§ **What needs to be done**
Go through the entries below and write each one out exactly.
═════ Exercise inputs ═════
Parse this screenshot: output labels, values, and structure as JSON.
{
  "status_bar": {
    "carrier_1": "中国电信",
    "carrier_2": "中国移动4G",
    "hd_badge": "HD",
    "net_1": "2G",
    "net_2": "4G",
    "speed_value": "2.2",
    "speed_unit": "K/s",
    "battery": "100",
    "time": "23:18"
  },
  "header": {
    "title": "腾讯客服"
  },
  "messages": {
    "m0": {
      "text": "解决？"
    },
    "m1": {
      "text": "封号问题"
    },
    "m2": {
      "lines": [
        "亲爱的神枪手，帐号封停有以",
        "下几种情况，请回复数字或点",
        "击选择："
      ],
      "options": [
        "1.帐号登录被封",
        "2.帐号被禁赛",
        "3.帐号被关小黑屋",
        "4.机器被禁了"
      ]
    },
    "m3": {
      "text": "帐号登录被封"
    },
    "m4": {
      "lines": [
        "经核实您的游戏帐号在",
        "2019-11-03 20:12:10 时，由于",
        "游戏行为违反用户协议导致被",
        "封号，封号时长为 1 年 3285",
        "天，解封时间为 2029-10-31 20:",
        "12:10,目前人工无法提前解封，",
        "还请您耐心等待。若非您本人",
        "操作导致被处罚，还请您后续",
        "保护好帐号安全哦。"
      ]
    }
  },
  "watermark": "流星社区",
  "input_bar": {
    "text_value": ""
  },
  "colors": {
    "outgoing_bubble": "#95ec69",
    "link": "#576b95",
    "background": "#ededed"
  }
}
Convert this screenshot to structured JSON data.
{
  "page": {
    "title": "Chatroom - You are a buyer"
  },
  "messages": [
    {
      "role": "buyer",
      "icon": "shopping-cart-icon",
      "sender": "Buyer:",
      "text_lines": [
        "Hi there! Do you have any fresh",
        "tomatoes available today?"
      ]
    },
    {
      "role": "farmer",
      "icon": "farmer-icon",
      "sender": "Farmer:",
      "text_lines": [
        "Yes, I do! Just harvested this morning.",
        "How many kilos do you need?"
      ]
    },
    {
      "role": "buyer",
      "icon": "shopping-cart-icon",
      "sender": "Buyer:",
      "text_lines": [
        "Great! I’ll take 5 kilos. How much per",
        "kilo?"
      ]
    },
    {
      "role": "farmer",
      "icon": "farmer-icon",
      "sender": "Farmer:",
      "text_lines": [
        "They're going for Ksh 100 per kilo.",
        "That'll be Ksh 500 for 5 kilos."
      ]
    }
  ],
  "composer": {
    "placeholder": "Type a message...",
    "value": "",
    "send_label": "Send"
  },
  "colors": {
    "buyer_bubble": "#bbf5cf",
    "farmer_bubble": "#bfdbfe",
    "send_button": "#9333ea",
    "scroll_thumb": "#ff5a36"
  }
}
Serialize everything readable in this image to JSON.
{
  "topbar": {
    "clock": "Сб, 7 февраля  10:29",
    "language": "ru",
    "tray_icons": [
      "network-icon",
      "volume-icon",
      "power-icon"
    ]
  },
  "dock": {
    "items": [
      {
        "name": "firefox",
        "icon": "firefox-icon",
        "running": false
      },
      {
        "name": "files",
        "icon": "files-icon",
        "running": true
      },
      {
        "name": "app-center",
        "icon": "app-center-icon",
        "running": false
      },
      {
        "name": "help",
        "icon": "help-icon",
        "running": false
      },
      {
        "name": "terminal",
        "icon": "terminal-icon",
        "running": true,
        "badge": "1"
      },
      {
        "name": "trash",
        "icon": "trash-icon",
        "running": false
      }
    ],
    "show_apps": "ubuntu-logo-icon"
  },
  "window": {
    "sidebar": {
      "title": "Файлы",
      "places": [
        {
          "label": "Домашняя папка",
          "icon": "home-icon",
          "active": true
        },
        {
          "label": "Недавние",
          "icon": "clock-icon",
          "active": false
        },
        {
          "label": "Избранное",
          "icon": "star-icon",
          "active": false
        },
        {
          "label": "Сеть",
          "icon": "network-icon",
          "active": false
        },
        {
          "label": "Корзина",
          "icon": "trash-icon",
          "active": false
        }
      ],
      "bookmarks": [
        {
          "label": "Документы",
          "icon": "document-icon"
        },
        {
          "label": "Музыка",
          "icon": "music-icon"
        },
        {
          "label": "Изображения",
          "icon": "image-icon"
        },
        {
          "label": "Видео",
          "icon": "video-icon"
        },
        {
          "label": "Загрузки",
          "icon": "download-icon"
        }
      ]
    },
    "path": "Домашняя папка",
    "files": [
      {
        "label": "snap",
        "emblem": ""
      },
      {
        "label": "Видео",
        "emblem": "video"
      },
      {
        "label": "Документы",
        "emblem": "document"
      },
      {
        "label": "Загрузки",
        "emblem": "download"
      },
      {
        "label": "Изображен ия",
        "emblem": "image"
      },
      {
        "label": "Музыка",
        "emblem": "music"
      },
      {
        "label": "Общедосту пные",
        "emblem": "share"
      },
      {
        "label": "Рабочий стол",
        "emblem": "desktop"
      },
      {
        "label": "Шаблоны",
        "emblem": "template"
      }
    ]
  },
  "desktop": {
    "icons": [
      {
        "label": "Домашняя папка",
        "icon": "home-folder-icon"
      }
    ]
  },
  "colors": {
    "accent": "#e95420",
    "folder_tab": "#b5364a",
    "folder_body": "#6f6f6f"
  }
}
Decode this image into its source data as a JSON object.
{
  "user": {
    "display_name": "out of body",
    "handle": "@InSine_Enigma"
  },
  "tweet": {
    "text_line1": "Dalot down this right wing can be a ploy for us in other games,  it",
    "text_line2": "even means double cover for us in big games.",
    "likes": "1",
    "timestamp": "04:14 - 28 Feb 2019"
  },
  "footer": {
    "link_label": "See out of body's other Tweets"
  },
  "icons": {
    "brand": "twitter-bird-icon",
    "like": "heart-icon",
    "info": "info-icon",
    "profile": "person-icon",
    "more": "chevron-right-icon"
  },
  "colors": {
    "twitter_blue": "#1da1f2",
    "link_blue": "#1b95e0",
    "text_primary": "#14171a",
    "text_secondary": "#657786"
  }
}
═════
§ **Answer to this exercise**
Parse this screenshot: output labels, values, and structure as JSON.
{
  "status_bar": {
    "carrier_1": "中国电信",
    "carrier_2": "中国移动4G",
    "hd_badge": "HD",
    "net_1": "2G",
    "net_2": "4G",
    "speed_value": "2.2",
    "speed_unit": "K/s",
    "battery": "100",
    "time": "23:18"
  },
  "header": {
    "title": "腾讯客服"
  },
  "messages": {
    "m0": {
      "text": "解决？"
    },
    "m1": {
      "text": "封号问题"
    },
    "m2": {
      "lines": [
        "亲爱的神枪手，帐号封停有以",
        "下几种情况，请回复数字或点",
        "击选择："
      ],
      "options": [
        "1.帐号登录被封",
        "2.帐号被禁赛",
        "3.帐号被关小黑屋",
        "4.机器被禁了"
      ]
    },
    "m3": {
      "text": "帐号登录被封"
    },
    "m4": {
      "lines": [
        "经核实您的游戏帐号在",
        "2019-11-03 20:12:10 时，由于",
        "游戏行为违反用户协议导致被",
        "封号，封号时长为 1 年 3285",
        "天，解封时间为 2029-10-31 20:",
        "12:10,目前人工无法提前解封，",
        "还请您耐心等待。若非您本人",
        "操作导致被处罚，还请您后续",
        "保护好帐号安全哦。"
      ]
    }
  },
  "watermark": "流星社区",
  "input_bar": {
    "text_value": ""
  },
  "colors": {
    "outgoing_bubble": "#95ec69",
    "link": "#576b95",
    "background": "#ededed"
  }
}
Convert this screenshot to structured JSON data.
{
  "page": {
    "title": "Chatroom - You are a buyer"
  },
  "messages": [
    {
      "role": "buyer",
      "icon": "shopping-cart-icon",
      "sender": "Buyer:",
      "text_lines": [
        "Hi there! Do you have any fresh",
        "tomatoes available today?"
      ]
    },
    {
      "role": "farmer",
      "icon": "farmer-icon",
      "sender": "Farmer:",
      "text_lines": [
        "Yes, I do! Just harvested this morning.",
        "How many kilos do you need?"
      ]
    },
    {
      "role": "buyer",
      "icon": "shopping-cart-icon",
      "sender": "Buyer:",
      "text_lines": [
        "Great! I’ll take 5 kilos. How much per",
        "kilo?"
      ]
    },
    {
      "role": "farmer",
      "icon": "farmer-icon",
      "sender": "Farmer:",
      "text_lines": [
        "They're going for Ksh 100 per kilo.",
        "That'll be Ksh 500 for 5 kilos."
      ]
    }
  ],
  "composer": {
    "placeholder": "Type a message...",
    "value": "",
    "send_label": "Send"
  },
  "colors": {
    "buyer_bubble": "#bbf5cf",
    "farmer_bubble": "#bfdbfe",
    "send_button": "#9333ea",
    "scroll_thumb": "#ff5a36"
  }
}
Serialize everything readable in this image to JSON.
{
  "topbar": {
    "clock": "Сб, 7 февраля  10:29",
    "language": "ru",
    "tray_icons": [
      "network-icon",
      "volume-icon",
      "power-icon"
    ]
  },
  "dock": {
    "items": [
      {
        "name": "firefox",
        "icon": "firefox-icon",
        "running": false
      },
      {
        "name": "files",
        "icon": "files-icon",
        "running": true
      },
      {
        "name": "app-center",
        "icon": "app-center-icon",
        "running": false
      },
      {
        "name": "help",
        "icon": "help-icon",
        "running": false
      },
      {
        "name": "terminal",
        "icon": "terminal-icon",
        "running": true,
        "badge": "1"
      },
      {
        "name": "trash",
        "icon": "trash-icon",
        "running": false
      }
    ],
    "show_apps": "ubuntu-logo-icon"
  },
  "window": {
    "sidebar": {
      "title": "Файлы",
      "places": [
        {
          "label": "Домашняя папка",
          "icon": "home-icon",
          "active": true
        },
        {
          "label": "Недавние",
          "icon": "clock-icon",
          "active": false
        },
        {
          "label": "Избранное",
          "icon": "star-icon",
          "active": false
        },
        {
          "label": "Сеть",
          "icon": "network-icon",
          "active": false
        },
        {
          "label": "Корзина",
          "icon": "trash-icon",
          "active": false
        }
      ],
      "bookmarks": [
        {
          "label": "Документы",
          "icon": "document-icon"
        },
        {
          "label": "Музыка",
          "icon": "music-icon"
        },
        {
          "label": "Изображения",
          "icon": "image-icon"
        },
        {
          "label": "Видео",
          "icon": "video-icon"
        },
        {
          "label": "Загрузки",
          "icon": "download-icon"
        }
      ]
    },
    "path": "Домашняя папка",
    "files": [
      {
        "label": "snap",
        "emblem": ""
      },
      {
        "label": "Видео",
        "emblem": "video"
      },
      {
        "label": "Документы",
        "emblem": "document"
      },
      {
        "label": "Загрузки",
        "emblem": "download"
      },
      {
        "label": "Изображен ия",
        "emblem": "image"
      },
      {
        "label": "Музыка",
        "emblem": "music"
      },
      {
        "label": "Общедосту пные",
        "emblem": "share"
      },
      {
        "label": "Рабочий стол",
        "emblem": "desktop"
      },
      {
        "label": "Шаблоны",
        "emblem": "template"
      }
    ]
  },
  "desktop": {
    "icons": [
      {
        "label": "Домашняя папка",
        "icon": "home-folder-icon"
      }
    ]
  },
  "colors": {
    "accent": "#e95420",
    "folder_tab": "#b5364a",
    "folder_body": "#6f6f6f"
  }
}
Decode this image into its source data as a JSON object.
{
  "user": {
    "display_name": "out of body",
    "handle": "@InSine_Enigma"
  },
  "tweet": {
    "text_line1": "Dalot down this right wing can be a ploy for us in other games,  it",
    "text_line2": "even means double cover for us in big games.",
    "likes": "1",
    "timestamp": "04:14 - 28 Feb 2019"
  },
  "footer": {
    "link_label": "See out of body's other Tweets"
  },
  "icons": {
    "brand": "twitter-bird-icon",
    "like": "heart-icon",
    "info": "info-icon",
    "profile": "person-icon",
    "more": "chevron-right-icon"
  },
  "colors": {
    "twitter_blue": "#1da1f2",
    "link_blue": "#1b95e0",
    "text_primary": "#14171a",
    "text_secondary": "#657786"
  }
}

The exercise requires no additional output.